• **WRITTEN TASK**: Determine the number of lines containing the word "医学影像技术", and state that figure alone.

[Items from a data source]
(begin)
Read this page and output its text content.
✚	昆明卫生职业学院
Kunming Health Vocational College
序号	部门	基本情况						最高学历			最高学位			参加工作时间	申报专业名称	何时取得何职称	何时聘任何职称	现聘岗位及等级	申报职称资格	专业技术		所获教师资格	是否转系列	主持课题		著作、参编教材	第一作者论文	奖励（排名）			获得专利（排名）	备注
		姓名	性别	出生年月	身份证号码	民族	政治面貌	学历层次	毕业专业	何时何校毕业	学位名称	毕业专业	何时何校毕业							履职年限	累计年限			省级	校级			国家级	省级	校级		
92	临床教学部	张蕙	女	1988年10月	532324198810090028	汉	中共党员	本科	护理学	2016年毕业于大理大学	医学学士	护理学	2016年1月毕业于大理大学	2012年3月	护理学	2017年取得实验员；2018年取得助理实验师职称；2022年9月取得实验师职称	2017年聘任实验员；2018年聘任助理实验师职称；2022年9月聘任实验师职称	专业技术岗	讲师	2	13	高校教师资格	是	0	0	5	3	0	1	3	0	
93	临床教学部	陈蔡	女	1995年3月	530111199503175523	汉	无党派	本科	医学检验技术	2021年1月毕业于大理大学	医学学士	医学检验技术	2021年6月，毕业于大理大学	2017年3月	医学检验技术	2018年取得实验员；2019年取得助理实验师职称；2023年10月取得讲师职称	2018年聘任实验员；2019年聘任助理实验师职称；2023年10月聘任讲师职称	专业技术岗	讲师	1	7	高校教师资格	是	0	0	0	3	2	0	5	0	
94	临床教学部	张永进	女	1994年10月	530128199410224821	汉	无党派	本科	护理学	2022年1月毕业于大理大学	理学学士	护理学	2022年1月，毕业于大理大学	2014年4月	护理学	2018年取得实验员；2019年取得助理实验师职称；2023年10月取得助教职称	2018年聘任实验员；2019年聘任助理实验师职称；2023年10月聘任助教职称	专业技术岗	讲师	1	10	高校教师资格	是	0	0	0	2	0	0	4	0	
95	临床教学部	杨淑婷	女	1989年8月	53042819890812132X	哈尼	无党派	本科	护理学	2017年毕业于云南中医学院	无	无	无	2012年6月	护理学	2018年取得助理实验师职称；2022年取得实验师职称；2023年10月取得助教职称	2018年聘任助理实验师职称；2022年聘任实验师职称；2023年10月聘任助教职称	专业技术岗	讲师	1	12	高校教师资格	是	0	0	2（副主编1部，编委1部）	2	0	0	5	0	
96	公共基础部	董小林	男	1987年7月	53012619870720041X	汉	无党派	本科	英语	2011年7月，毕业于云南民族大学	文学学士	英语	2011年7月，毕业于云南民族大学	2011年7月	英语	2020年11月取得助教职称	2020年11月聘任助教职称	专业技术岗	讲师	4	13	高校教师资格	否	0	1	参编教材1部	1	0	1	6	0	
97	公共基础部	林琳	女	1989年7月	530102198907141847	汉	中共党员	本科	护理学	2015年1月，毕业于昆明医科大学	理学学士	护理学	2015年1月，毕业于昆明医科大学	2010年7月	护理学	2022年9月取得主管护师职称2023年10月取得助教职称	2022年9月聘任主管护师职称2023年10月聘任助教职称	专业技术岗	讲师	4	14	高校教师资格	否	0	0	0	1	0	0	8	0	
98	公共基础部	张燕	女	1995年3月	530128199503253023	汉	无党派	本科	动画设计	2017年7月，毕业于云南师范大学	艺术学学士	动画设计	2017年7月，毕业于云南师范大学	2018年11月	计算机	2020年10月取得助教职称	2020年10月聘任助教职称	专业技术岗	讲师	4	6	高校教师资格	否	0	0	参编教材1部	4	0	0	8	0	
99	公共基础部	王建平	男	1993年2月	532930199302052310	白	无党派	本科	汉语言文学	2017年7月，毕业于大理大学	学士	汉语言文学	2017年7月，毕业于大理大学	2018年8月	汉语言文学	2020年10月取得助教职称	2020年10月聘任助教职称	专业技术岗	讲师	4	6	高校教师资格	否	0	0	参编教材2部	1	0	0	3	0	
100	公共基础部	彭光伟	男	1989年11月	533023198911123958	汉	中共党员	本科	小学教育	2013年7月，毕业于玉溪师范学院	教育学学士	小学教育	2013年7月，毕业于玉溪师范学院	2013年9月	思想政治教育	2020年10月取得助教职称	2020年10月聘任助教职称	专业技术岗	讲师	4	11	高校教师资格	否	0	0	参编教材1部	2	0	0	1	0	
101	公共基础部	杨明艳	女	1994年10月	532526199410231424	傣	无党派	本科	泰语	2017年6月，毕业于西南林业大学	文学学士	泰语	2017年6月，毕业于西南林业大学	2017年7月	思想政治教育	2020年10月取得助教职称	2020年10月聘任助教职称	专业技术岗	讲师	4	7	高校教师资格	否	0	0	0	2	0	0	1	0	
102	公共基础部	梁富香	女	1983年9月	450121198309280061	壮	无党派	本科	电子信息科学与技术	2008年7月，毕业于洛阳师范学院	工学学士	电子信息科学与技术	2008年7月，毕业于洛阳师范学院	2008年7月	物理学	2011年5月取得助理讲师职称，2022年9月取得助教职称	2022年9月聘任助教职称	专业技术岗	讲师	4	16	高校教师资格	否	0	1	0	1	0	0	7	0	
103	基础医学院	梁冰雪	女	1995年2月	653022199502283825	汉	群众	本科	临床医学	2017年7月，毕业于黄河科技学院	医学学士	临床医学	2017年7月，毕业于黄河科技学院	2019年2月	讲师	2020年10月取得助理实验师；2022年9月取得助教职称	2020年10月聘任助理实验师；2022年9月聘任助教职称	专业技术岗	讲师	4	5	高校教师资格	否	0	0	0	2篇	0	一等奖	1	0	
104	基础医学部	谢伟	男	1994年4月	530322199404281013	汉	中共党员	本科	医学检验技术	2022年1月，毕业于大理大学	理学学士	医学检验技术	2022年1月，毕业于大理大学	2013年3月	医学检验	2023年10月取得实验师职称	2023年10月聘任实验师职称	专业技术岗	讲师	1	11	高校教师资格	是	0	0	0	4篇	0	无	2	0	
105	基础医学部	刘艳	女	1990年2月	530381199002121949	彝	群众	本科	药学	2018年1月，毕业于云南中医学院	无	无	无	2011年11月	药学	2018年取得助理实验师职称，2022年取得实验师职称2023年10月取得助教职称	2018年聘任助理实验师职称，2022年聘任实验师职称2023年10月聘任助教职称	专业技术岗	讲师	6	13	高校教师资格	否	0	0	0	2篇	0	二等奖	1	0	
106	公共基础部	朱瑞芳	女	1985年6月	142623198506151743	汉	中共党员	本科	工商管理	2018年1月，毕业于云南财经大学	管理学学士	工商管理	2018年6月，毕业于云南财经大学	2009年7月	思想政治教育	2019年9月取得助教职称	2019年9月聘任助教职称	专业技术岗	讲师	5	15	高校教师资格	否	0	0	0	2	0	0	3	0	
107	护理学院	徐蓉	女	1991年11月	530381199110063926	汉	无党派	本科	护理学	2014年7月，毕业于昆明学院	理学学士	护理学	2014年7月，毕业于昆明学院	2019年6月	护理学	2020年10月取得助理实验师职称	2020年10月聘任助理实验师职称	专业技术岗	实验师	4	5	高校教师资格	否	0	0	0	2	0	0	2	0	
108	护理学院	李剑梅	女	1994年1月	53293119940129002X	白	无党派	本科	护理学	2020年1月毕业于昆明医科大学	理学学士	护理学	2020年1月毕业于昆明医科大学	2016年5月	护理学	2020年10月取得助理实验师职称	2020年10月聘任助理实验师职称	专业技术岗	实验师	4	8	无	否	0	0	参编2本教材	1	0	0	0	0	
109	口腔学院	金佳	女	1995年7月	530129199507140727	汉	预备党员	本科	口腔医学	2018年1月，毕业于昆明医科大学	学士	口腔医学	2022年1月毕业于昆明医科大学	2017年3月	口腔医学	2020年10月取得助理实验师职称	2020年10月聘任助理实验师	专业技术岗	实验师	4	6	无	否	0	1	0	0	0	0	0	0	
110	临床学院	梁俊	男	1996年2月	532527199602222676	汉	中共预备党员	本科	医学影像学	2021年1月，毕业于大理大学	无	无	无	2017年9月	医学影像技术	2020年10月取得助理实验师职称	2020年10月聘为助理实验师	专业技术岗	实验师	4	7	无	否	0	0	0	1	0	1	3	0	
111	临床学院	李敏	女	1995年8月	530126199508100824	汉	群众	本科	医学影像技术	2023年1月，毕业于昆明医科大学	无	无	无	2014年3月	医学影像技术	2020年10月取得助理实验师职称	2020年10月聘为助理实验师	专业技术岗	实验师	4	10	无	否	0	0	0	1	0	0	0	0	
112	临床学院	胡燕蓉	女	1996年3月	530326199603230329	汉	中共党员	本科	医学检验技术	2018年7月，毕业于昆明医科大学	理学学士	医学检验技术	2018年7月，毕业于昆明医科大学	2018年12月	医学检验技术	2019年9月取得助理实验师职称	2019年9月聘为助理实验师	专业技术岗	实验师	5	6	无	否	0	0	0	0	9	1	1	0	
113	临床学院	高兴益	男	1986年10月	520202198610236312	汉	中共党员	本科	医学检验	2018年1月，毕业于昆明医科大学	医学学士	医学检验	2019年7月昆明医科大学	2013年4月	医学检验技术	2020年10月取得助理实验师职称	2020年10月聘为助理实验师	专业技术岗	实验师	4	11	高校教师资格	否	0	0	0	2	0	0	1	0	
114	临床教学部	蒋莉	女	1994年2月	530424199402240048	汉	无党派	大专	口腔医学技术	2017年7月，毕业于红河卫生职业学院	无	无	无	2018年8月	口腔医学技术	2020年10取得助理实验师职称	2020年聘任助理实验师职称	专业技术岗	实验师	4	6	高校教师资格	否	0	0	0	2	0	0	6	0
(end)
• **EXERCISE ANSWER**: 2